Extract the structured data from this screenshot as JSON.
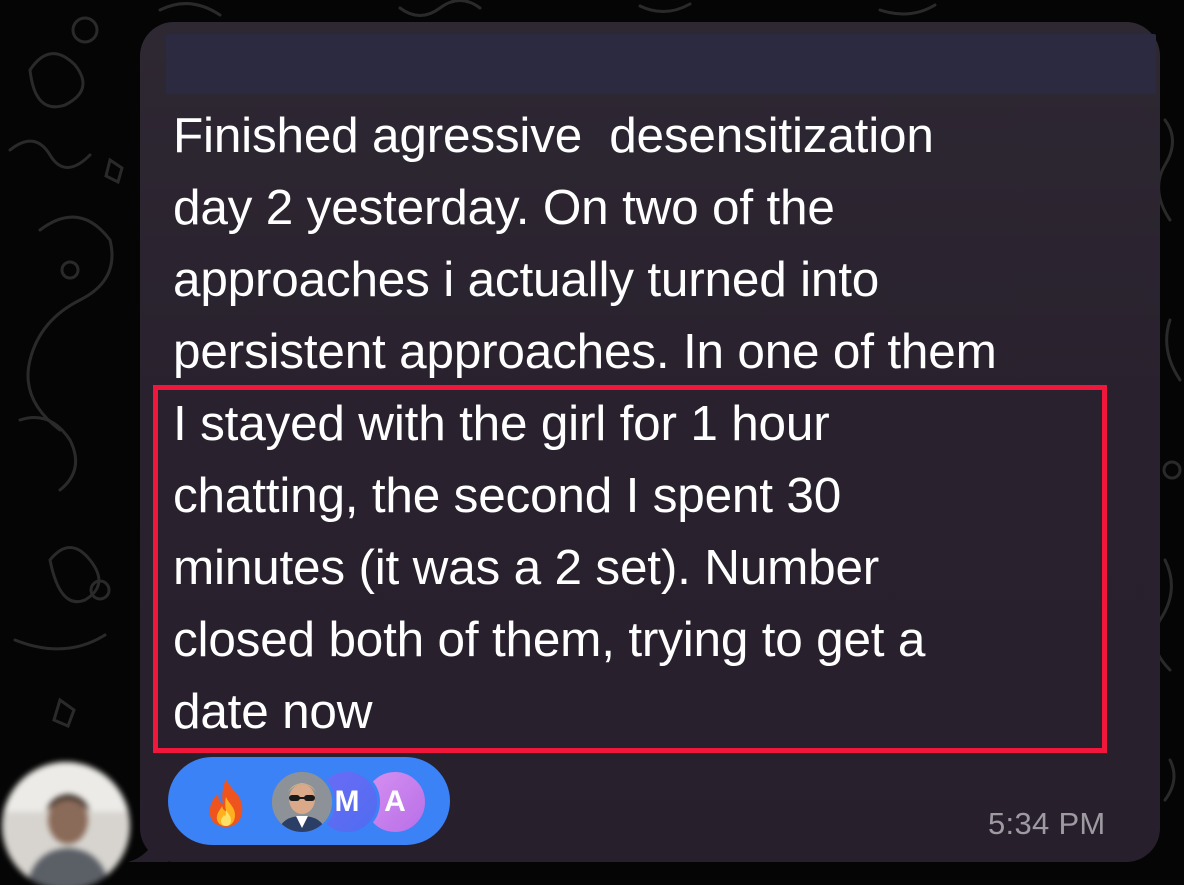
{
  "message": {
    "lines": [
      "Finished agressive  desensitization",
      "day 2 yesterday. On two of the",
      "approaches i actually turned into",
      "persistent approaches. In one of them",
      "I stayed with the girl for 1 hour",
      "chatting, the second I spent 30",
      "minutes (it was a 2 set). Number",
      "closed both of them, trying to get a",
      "date now"
    ],
    "timestamp": "5:34 PM"
  },
  "reactions": {
    "emoji": "fire-icon",
    "avatars": [
      {
        "kind": "photo",
        "initial": ""
      },
      {
        "kind": "initial",
        "initial": "M"
      },
      {
        "kind": "initial",
        "initial": "A"
      }
    ]
  },
  "colors": {
    "bubble": "#2b2430",
    "highlight_border": "#f0163c",
    "reaction_pill": "#3a82f6",
    "timestamp": "#9d9aa2",
    "text": "#ffffff"
  }
}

****

(Exercise objective): Copy out the records above in full, exactly as written, but not the pictures.

(Exercise response):
Extract the structured data from this screenshot as JSON.
{
  "message": {
    "lines": [
      "Finished agressive  desensitization",
      "day 2 yesterday. On two of the",
      "approaches i actually turned into",
      "persistent approaches. In one of them",
      "I stayed with the girl for 1 hour",
      "chatting, the second I spent 30",
      "minutes (it was a 2 set). Number",
      "closed both of them, trying to get a",
      "date now"
    ],
    "timestamp": "5:34 PM"
  },
  "reactions": {
    "emoji": "fire-icon",
    "avatars": [
      {
        "kind": "photo",
        "initial": ""
      },
      {
        "kind": "initial",
        "initial": "M"
      },
      {
        "kind": "initial",
        "initial": "A"
      }
    ]
  },
  "colors": {
    "bubble": "#2b2430",
    "highlight_border": "#f0163c",
    "reaction_pill": "#3a82f6",
    "timestamp": "#9d9aa2",
    "text": "#ffffff"
  }
}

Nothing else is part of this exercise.